* _Records about charts and figures_
==*==

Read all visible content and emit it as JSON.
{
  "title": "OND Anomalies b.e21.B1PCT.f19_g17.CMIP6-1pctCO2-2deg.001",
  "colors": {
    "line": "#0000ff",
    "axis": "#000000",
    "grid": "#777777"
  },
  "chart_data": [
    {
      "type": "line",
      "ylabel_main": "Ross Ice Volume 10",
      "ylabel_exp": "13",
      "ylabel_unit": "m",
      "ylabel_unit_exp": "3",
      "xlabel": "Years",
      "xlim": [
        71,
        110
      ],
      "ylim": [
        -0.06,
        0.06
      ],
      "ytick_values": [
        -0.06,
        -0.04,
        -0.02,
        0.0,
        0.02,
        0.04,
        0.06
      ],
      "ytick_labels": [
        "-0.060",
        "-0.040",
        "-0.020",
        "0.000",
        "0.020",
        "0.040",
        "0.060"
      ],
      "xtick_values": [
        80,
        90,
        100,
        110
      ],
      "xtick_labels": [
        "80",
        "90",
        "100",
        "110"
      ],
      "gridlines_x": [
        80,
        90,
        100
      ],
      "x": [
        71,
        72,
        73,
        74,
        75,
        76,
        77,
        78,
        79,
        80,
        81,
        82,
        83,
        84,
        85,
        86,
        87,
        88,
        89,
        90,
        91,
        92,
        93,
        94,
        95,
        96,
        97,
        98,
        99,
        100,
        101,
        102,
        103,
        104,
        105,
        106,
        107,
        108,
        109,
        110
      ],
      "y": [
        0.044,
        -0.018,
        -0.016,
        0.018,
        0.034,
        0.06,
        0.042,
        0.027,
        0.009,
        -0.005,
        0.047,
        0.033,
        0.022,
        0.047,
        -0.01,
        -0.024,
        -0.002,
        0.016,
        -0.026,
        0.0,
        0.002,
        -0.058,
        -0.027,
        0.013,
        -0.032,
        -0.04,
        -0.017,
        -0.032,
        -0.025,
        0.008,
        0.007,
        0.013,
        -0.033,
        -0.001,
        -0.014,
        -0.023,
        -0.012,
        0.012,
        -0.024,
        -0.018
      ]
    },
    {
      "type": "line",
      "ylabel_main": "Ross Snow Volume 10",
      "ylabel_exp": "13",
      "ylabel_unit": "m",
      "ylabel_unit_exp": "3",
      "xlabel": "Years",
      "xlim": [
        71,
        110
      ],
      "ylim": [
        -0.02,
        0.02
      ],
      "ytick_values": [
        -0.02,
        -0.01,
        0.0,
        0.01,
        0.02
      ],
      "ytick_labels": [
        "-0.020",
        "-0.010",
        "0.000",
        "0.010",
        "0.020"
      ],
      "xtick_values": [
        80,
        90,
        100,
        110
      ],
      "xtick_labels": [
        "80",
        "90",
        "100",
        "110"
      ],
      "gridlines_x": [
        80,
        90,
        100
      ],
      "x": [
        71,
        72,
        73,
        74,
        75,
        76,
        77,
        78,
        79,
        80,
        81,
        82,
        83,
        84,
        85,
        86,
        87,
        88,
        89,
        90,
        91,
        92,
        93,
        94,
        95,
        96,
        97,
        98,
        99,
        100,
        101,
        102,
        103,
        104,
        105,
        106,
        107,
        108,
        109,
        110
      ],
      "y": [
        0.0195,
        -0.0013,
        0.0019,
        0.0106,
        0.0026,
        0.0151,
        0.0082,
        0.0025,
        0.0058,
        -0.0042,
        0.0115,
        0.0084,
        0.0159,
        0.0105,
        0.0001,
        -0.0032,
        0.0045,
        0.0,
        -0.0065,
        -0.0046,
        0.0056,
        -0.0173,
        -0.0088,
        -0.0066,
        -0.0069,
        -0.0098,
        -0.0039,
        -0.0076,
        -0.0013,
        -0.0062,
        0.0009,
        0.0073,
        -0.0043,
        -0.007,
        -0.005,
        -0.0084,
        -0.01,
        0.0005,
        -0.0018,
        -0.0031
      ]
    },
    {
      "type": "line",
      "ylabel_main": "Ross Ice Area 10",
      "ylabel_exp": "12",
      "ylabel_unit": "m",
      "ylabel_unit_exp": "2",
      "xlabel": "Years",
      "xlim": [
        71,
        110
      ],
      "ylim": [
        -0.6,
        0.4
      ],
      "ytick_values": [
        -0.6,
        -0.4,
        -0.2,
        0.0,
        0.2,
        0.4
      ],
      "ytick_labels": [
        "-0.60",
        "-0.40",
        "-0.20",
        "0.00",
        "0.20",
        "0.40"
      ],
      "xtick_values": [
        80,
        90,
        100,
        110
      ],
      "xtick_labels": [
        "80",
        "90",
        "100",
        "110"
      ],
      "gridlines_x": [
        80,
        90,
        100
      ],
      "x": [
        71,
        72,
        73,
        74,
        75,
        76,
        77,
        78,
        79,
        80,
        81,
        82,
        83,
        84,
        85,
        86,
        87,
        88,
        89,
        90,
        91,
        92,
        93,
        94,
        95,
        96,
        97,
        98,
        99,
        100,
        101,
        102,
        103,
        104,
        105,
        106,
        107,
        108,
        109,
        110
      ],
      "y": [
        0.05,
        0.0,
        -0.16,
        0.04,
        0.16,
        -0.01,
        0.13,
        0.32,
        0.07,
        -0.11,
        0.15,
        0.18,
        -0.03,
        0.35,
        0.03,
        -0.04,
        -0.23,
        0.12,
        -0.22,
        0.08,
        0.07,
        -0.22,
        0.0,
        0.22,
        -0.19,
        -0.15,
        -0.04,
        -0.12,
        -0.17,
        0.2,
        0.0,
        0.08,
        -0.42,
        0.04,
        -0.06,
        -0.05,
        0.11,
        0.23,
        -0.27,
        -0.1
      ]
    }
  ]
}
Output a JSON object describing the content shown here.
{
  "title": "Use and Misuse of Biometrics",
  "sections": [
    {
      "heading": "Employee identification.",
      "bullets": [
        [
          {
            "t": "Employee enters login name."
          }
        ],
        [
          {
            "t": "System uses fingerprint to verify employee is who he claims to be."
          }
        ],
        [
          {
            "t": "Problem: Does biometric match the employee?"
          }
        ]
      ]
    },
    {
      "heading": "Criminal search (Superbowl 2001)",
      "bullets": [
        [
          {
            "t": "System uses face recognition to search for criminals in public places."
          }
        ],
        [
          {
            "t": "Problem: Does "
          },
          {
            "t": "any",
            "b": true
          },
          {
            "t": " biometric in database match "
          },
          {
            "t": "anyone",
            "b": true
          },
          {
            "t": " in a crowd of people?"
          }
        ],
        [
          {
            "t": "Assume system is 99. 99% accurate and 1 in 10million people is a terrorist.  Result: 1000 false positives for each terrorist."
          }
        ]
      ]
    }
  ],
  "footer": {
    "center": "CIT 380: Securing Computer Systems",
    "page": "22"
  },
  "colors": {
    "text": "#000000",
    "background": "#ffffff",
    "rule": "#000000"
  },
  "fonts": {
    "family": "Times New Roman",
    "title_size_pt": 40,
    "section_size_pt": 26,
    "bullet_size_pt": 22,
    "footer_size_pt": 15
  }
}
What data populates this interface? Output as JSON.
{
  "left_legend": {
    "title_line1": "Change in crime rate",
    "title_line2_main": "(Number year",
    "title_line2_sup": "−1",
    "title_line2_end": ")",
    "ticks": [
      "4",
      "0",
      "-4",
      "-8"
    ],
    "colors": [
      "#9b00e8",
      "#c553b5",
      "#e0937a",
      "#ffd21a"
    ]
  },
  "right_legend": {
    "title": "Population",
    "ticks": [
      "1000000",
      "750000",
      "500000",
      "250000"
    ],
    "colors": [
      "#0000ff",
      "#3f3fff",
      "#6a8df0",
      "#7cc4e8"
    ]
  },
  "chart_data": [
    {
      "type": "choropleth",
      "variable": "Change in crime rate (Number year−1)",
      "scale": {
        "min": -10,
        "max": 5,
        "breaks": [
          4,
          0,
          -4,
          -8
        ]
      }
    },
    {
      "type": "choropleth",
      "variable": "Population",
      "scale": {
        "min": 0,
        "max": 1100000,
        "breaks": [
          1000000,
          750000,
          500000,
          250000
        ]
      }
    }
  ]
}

==*==

* _Stated exercise_
Copy out every line of the listing that includes the string "content".

* _Written response_
Read all visible content and emit it as JSON.
Output a JSON object describing the content shown here.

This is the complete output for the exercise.